======== Data provided

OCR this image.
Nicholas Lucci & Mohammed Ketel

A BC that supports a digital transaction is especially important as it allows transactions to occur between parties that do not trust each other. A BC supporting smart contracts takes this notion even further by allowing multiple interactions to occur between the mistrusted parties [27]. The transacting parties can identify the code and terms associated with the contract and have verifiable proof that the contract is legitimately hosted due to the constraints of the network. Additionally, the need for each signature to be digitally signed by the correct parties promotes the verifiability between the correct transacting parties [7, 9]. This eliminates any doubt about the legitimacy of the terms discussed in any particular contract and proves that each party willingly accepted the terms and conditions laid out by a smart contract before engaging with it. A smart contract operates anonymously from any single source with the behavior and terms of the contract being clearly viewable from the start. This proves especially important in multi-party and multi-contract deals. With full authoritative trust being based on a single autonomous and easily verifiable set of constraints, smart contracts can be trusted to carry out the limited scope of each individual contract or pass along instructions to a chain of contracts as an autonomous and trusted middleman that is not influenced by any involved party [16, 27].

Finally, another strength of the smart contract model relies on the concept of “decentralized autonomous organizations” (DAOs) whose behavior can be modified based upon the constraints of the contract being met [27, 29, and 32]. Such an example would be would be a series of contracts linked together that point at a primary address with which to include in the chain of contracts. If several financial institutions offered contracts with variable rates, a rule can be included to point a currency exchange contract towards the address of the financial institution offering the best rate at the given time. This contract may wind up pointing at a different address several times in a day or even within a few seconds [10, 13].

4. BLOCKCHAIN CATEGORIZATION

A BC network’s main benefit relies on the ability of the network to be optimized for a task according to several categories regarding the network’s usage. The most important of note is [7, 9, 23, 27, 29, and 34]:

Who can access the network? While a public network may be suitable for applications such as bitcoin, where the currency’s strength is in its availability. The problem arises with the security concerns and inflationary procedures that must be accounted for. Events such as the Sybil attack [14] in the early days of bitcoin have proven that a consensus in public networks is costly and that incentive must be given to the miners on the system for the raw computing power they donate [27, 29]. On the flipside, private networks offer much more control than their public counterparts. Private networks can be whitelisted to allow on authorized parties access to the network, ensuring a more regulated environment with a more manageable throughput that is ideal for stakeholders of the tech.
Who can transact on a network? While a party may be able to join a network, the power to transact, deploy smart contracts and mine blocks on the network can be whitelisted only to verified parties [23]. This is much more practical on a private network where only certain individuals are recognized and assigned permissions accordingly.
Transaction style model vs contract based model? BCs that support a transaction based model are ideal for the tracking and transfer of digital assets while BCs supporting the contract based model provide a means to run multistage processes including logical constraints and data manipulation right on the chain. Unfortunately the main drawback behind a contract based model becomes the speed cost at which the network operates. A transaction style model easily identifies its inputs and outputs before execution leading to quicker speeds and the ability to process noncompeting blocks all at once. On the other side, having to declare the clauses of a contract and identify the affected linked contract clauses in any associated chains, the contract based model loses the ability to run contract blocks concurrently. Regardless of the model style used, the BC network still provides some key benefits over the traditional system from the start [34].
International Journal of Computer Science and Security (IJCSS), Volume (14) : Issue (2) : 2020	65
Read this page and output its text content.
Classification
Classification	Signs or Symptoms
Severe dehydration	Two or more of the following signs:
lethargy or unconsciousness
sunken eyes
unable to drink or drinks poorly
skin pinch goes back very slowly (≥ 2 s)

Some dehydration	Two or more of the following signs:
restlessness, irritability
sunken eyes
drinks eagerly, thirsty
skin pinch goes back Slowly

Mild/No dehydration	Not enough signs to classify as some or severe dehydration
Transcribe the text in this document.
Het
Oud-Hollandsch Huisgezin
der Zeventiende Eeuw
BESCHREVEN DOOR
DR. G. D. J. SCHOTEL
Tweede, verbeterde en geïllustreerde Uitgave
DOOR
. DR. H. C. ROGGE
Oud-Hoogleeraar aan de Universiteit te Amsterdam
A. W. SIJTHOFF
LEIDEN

================

Print the listing above in its entirety, with every line exact.

**Task response**:
OCR this image.
Nicholas Lucci & Mohammed Ketel

A BC that supports a digital transaction is especially important as it allows transactions to occur between parties that do not trust each other. A BC supporting smart contracts takes this notion even further by allowing multiple interactions to occur between the mistrusted parties [27]. The transacting parties can identify the code and terms associated with the contract and have verifiable proof that the contract is legitimately hosted due to the constraints of the network. Additionally, the need for each signature to be digitally signed by the correct parties promotes the verifiability between the correct transacting parties [7, 9]. This eliminates any doubt about the legitimacy of the terms discussed in any particular contract and proves that each party willingly accepted the terms and conditions laid out by a smart contract before engaging with it. A smart contract operates anonymously from any single source with the behavior and terms of the contract being clearly viewable from the start. This proves especially important in multi-party and multi-contract deals. With full authoritative trust being based on a single autonomous and easily verifiable set of constraints, smart contracts can be trusted to carry out the limited scope of each individual contract or pass along instructions to a chain of contracts as an autonomous and trusted middleman that is not influenced by any involved party [16, 27].

Finally, another strength of the smart contract model relies on the concept of “decentralized autonomous organizations” (DAOs) whose behavior can be modified based upon the constraints of the contract being met [27, 29, and 32]. Such an example would be would be a series of contracts linked together that point at a primary address with which to include in the chain of contracts. If several financial institutions offered contracts with variable rates, a rule can be included to point a currency exchange contract towards the address of the financial institution offering the best rate at the given time. This contract may wind up pointing at a different address several times in a day or even within a few seconds [10, 13].

4. BLOCKCHAIN CATEGORIZATION

A BC network’s main benefit relies on the ability of the network to be optimized for a task according to several categories regarding the network’s usage. The most important of note is [7, 9, 23, 27, 29, and 34]:

Who can access the network? While a public network may be suitable for applications such as bitcoin, where the currency’s strength is in its availability. The problem arises with the security concerns and inflationary procedures that must be accounted for. Events such as the Sybil attack [14] in the early days of bitcoin have proven that a consensus in public networks is costly and that incentive must be given to the miners on the system for the raw computing power they donate [27, 29]. On the flipside, private networks offer much more control than their public counterparts. Private networks can be whitelisted to allow on authorized parties access to the network, ensuring a more regulated environment with a more manageable throughput that is ideal for stakeholders of the tech.
Who can transact on a network? While a party may be able to join a network, the power to transact, deploy smart contracts and mine blocks on the network can be whitelisted only to verified parties [23]. This is much more practical on a private network where only certain individuals are recognized and assigned permissions accordingly.
Transaction style model vs contract based model? BCs that support a transaction based model are ideal for the tracking and transfer of digital assets while BCs supporting the contract based model provide a means to run multistage processes including logical constraints and data manipulation right on the chain. Unfortunately the main drawback behind a contract based model becomes the speed cost at which the network operates. A transaction style model easily identifies its inputs and outputs before execution leading to quicker speeds and the ability to process noncompeting blocks all at once. On the other side, having to declare the clauses of a contract and identify the affected linked contract clauses in any associated chains, the contract based model loses the ability to run contract blocks concurrently. Regardless of the model style used, the BC network still provides some key benefits over the traditional system from the start [34].
International Journal of Computer Science and Security (IJCSS), Volume (14) : Issue (2) : 2020	65
Read this page and output its text content.
Classification
Classification	Signs or Symptoms
Severe dehydration	Two or more of the following signs:
lethargy or unconsciousness
sunken eyes
unable to drink or drinks poorly
skin pinch goes back very slowly (≥ 2 s)

Some dehydration	Two or more of the following signs:
restlessness, irritability
sunken eyes
drinks eagerly, thirsty
skin pinch goes back Slowly

Mild/No dehydration	Not enough signs to classify as some or severe dehydration
Transcribe the text in this document.
Het
Oud-Hollandsch Huisgezin
der Zeventiende Eeuw
BESCHREVEN DOOR
DR. G. D. J. SCHOTEL
Tweede, verbeterde en geïllustreerde Uitgave
DOOR
. DR. H. C. ROGGE
Oud-Hoogleeraar aan de Universiteit te Amsterdam
A. W. SIJTHOFF
LEIDEN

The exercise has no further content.